■ Challenge ■
Set down the material below in full, matching it exactly.

■ Provided information ■
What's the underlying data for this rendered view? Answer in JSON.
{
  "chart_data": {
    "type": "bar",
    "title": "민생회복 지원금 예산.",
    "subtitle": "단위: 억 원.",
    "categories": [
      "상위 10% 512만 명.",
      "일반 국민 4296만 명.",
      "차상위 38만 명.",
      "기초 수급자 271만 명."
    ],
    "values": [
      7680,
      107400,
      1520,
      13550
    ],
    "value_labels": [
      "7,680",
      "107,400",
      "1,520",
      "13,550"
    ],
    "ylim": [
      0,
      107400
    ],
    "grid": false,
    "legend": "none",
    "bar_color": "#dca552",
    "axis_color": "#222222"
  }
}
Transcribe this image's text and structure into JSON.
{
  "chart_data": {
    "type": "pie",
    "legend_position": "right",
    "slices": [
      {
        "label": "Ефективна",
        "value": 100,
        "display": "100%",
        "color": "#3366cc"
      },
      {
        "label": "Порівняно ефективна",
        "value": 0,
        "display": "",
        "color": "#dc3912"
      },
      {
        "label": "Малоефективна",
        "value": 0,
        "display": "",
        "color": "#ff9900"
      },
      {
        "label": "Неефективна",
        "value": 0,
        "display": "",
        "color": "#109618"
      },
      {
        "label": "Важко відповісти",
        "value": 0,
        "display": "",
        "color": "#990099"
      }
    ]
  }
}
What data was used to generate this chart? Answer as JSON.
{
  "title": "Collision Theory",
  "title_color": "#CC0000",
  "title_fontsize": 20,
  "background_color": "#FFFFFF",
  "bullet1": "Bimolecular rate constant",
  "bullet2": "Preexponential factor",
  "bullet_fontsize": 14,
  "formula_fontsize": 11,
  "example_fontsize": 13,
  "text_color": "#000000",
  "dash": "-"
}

■ Result of the exercise ■
What's the underlying data for this rendered view? Answer in JSON.
{
  "chart_data": {
    "type": "bar",
    "title": "민생회복 지원금 예산.",
    "subtitle": "단위: 억 원.",
    "categories": [
      "상위 10% 512만 명.",
      "일반 국민 4296만 명.",
      "차상위 38만 명.",
      "기초 수급자 271만 명."
    ],
    "values": [
      7680,
      107400,
      1520,
      13550
    ],
    "value_labels": [
      "7,680",
      "107,400",
      "1,520",
      "13,550"
    ],
    "ylim": [
      0,
      107400
    ],
    "grid": false,
    "legend": "none",
    "bar_color": "#dca552",
    "axis_color": "#222222"
  }
}
Transcribe this image's text and structure into JSON.
{
  "chart_data": {
    "type": "pie",
    "legend_position": "right",
    "slices": [
      {
        "label": "Ефективна",
        "value": 100,
        "display": "100%",
        "color": "#3366cc"
      },
      {
        "label": "Порівняно ефективна",
        "value": 0,
        "display": "",
        "color": "#dc3912"
      },
      {
        "label": "Малоефективна",
        "value": 0,
        "display": "",
        "color": "#ff9900"
      },
      {
        "label": "Неефективна",
        "value": 0,
        "display": "",
        "color": "#109618"
      },
      {
        "label": "Важко відповісти",
        "value": 0,
        "display": "",
        "color": "#990099"
      }
    ]
  }
}
What data was used to generate this chart? Answer as JSON.
{
  "title": "Collision Theory",
  "title_color": "#CC0000",
  "title_fontsize": 20,
  "background_color": "#FFFFFF",
  "bullet1": "Bimolecular rate constant",
  "bullet2": "Preexponential factor",
  "bullet_fontsize": 14,
  "formula_fontsize": 11,
  "example_fontsize": 13,
  "text_color": "#000000",
  "dash": "-"
}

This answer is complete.